Records from a collection of figures —
↓

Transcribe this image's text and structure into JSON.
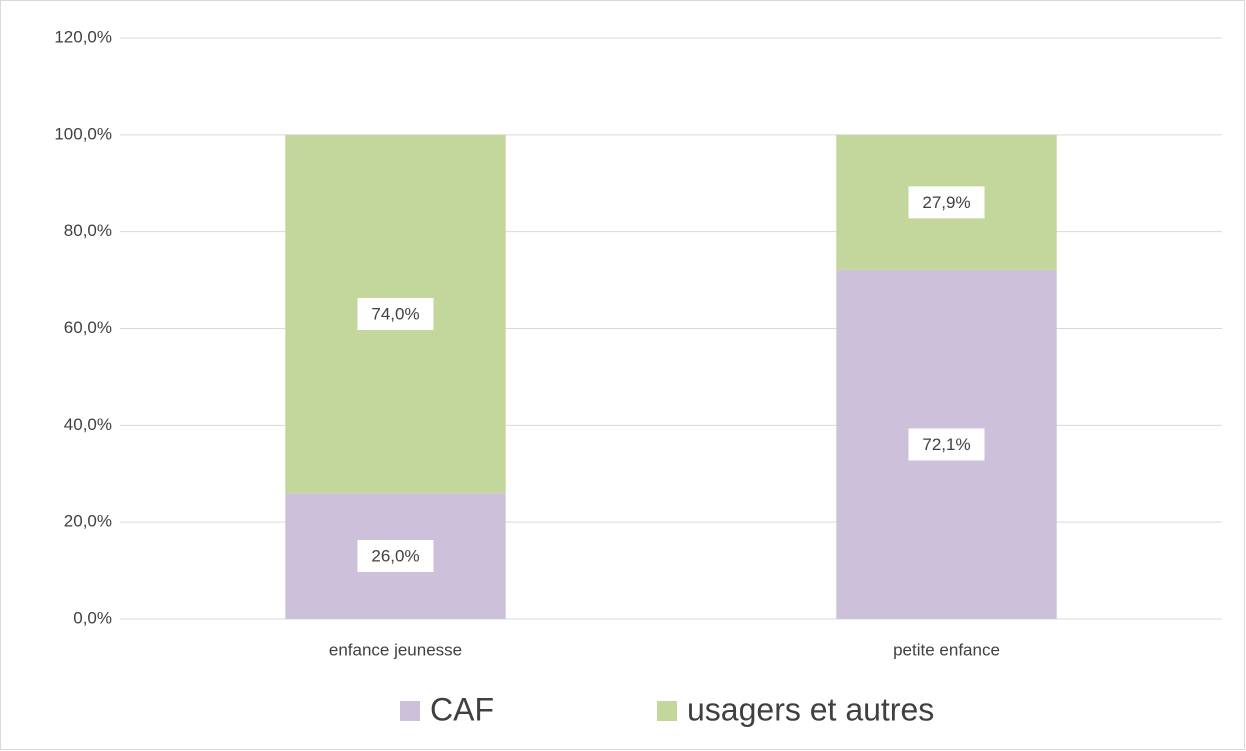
{
  "chart_data": {
    "type": "stacked_bar",
    "categories": [
      "enfance jeunesse",
      "petite enfance"
    ],
    "series": [
      {
        "name": "CAF",
        "color": "#ccc0da",
        "values": [
          26.0,
          72.1
        ],
        "value_labels": [
          "26,0%",
          "72,1%"
        ]
      },
      {
        "name": "usagers et autres",
        "color": "#c3d69b",
        "values": [
          74.0,
          27.9
        ],
        "value_labels": [
          "74,0%",
          "27,9%"
        ]
      }
    ],
    "ylim": [
      0,
      120
    ],
    "yticks": [
      {
        "value": 0,
        "label": "0,0%"
      },
      {
        "value": 20,
        "label": "20,0%"
      },
      {
        "value": 40,
        "label": "40,0%"
      },
      {
        "value": 60,
        "label": "60,0%"
      },
      {
        "value": 80,
        "label": "80,0%"
      },
      {
        "value": 100,
        "label": "100,0%"
      },
      {
        "value": 120,
        "label": "120,0%"
      }
    ],
    "grid": true,
    "legend": "bottom"
  }
}
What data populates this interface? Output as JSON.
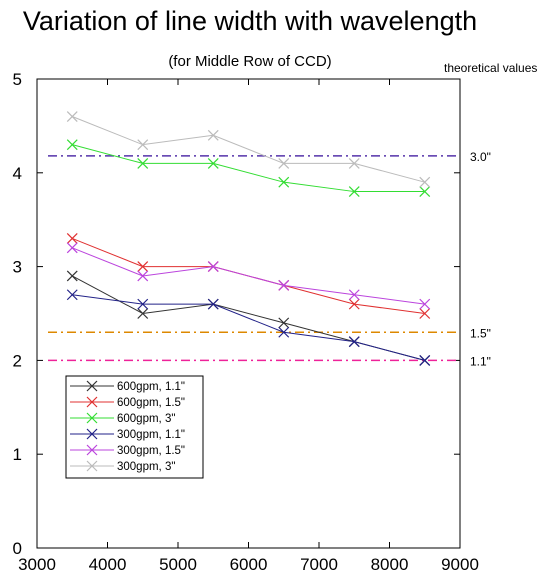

↑

What the exercise asks — Pull out all lines from the entries above in which the word "JSON" appears.

Task result —
Transcribe this image's text and structure into JSON.
What data populates this interface? Output as JSON.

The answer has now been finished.